» Requirements
Print all records exactly, leaving nothing out.

BEGIN Data to use

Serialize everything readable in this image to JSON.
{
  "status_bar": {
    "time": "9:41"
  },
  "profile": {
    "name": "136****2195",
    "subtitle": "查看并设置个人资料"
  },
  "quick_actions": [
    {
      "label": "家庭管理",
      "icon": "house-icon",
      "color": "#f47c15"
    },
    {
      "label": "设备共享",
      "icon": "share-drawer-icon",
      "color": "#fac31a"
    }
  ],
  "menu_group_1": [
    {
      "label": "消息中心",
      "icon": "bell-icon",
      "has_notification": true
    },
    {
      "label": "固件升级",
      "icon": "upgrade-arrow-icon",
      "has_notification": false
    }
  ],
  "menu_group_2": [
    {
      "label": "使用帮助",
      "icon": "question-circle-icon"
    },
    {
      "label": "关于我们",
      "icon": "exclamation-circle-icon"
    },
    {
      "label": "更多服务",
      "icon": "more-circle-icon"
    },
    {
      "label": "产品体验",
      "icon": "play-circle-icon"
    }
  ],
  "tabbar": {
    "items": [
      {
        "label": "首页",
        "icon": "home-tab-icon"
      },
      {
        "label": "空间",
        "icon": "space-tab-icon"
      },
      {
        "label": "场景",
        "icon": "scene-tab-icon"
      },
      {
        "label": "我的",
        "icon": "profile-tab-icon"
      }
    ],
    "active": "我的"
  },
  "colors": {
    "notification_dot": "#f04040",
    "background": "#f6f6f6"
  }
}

END Data to use

» Right answer
Serialize everything readable in this image to JSON.
{
  "status_bar": {
    "time": "9:41"
  },
  "profile": {
    "name": "136****2195",
    "subtitle": "查看并设置个人资料"
  },
  "quick_actions": [
    {
      "label": "家庭管理",
      "icon": "house-icon",
      "color": "#f47c15"
    },
    {
      "label": "设备共享",
      "icon": "share-drawer-icon",
      "color": "#fac31a"
    }
  ],
  "menu_group_1": [
    {
      "label": "消息中心",
      "icon": "bell-icon",
      "has_notification": true
    },
    {
      "label": "固件升级",
      "icon": "upgrade-arrow-icon",
      "has_notification": false
    }
  ],
  "menu_group_2": [
    {
      "label": "使用帮助",
      "icon": "question-circle-icon"
    },
    {
      "label": "关于我们",
      "icon": "exclamation-circle-icon"
    },
    {
      "label": "更多服务",
      "icon": "more-circle-icon"
    },
    {
      "label": "产品体验",
      "icon": "play-circle-icon"
    }
  ],
  "tabbar": {
    "items": [
      {
        "label": "首页",
        "icon": "home-tab-icon"
      },
      {
        "label": "空间",
        "icon": "space-tab-icon"
      },
      {
        "label": "场景",
        "icon": "scene-tab-icon"
      },
      {
        "label": "我的",
        "icon": "profile-tab-icon"
      }
    ],
    "active": "我的"
  },
  "colors": {
    "notification_dot": "#f04040",
    "background": "#f6f6f6"
  }
}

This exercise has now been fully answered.